_Raw records_:
────────
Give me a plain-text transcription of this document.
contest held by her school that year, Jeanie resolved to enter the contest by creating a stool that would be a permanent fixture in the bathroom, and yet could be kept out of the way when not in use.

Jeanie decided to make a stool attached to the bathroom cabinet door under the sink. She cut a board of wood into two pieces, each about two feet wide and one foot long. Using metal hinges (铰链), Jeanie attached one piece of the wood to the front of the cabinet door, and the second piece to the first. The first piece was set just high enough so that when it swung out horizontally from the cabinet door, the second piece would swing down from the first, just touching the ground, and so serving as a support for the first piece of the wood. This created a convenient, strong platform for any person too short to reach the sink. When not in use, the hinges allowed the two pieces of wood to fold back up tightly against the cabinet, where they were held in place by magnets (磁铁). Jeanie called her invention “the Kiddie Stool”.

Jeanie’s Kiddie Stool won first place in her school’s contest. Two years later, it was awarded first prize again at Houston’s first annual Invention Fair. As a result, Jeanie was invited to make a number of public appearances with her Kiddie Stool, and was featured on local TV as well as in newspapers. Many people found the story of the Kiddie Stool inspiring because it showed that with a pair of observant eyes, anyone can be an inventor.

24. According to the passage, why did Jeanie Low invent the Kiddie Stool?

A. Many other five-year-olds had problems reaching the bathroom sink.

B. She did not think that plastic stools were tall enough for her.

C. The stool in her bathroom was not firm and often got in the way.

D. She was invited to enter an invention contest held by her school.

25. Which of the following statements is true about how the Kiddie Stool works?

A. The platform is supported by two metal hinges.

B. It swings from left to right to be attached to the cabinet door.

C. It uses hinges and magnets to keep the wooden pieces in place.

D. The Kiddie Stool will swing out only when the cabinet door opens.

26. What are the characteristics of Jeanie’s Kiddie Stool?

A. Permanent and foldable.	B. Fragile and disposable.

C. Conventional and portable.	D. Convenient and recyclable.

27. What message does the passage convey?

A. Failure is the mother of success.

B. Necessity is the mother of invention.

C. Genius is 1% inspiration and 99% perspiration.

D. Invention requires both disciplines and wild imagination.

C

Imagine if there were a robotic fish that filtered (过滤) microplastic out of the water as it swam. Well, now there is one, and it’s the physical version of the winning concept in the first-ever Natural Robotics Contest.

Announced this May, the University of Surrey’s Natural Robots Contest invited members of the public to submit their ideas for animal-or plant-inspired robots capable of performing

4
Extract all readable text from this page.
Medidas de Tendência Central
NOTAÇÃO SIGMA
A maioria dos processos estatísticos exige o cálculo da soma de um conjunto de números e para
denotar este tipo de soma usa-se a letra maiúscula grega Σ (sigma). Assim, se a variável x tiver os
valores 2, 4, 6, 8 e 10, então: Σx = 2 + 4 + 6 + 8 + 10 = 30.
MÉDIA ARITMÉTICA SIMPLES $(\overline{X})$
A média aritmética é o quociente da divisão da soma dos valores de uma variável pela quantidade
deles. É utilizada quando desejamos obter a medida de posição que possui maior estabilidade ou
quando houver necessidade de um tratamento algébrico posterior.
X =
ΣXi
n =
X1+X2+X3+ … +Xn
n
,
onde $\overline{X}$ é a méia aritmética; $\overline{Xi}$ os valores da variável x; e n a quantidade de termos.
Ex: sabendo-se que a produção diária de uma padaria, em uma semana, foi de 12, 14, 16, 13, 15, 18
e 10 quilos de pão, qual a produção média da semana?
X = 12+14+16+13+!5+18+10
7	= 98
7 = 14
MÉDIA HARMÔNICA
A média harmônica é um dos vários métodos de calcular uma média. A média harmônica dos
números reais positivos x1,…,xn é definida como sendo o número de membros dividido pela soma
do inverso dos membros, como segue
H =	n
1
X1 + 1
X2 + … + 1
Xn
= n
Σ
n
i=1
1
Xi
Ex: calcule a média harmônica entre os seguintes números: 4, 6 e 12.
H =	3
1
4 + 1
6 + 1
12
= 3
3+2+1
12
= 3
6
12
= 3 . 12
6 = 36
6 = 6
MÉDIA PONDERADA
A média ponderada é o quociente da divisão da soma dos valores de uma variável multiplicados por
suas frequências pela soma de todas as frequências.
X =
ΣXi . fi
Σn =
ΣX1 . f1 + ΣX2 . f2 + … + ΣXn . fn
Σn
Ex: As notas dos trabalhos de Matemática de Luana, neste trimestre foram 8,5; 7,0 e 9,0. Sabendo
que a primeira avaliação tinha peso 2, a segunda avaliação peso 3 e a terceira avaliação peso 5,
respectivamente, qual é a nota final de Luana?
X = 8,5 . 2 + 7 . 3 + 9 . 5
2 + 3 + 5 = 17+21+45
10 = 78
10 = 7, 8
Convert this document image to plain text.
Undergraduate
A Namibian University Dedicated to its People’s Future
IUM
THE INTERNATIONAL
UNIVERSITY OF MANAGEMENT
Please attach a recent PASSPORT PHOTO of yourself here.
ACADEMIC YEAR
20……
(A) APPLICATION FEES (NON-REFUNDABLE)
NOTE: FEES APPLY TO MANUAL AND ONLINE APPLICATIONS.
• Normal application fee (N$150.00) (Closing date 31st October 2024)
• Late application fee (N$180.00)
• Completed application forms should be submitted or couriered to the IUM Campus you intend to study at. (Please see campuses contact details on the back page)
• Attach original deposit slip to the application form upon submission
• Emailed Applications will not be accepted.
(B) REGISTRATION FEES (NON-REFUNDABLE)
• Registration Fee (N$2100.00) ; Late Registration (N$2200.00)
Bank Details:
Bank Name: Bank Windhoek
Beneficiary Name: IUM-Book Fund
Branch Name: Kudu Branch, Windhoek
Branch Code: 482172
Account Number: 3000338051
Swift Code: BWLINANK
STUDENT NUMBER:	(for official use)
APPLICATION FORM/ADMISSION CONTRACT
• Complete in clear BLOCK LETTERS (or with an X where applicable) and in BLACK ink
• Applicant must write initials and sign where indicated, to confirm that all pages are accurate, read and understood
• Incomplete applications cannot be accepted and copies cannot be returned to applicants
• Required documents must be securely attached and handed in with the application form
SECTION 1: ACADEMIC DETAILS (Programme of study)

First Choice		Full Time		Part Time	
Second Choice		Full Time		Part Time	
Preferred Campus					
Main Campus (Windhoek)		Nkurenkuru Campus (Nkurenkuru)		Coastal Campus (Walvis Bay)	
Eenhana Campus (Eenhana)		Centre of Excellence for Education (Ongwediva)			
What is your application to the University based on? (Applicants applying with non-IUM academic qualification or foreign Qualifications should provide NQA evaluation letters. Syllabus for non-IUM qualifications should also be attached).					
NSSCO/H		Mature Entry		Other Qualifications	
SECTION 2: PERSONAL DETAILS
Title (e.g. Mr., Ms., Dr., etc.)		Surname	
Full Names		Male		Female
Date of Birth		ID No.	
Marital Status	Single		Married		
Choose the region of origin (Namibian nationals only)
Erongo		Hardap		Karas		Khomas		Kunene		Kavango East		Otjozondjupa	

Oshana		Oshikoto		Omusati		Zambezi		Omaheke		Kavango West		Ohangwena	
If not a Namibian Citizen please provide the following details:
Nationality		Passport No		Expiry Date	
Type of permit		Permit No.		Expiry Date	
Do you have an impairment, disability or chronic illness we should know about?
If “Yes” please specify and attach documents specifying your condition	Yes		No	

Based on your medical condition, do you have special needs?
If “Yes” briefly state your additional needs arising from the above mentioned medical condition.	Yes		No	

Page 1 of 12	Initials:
────────
_Given problem_: Write out every line of the preceding listing that contains "make".

_Written reply_:
Jeanie decided to make a stool attached to the bathroom cabinet door under the sink. She cut a board of wood into two pieces, each about two feet wide and one foot long. Using metal hinges (铰链), Jeanie attached one piece of the wood to the front of the cabinet door, and the second piece to the first. The first piece was set just high enough so that when it swung out horizontally from the cabinet door, the second piece would swing down from the first, just touching the ground, and so serving as a support for the first piece of the wood. This created a convenient, strong platform for any person too short to reach the sink. When not in use, the hinges allowed the two pieces of wood to fold back up tightly against the cabinet, where they were held in place by magnets (磁铁). Jeanie called her invention “the Kiddie Stool”.
Jeanie’s Kiddie Stool won first place in her school’s contest. Two years later, it was awarded first prize again at Houston’s first annual Invention Fair. As a result, Jeanie was invited to make a number of public appearances with her Kiddie Stool, and was featured on local TV as well as in newspapers. Many people found the story of the Kiddie Stool inspiring because it showed that with a pair of observant eyes, anyone can be an inventor.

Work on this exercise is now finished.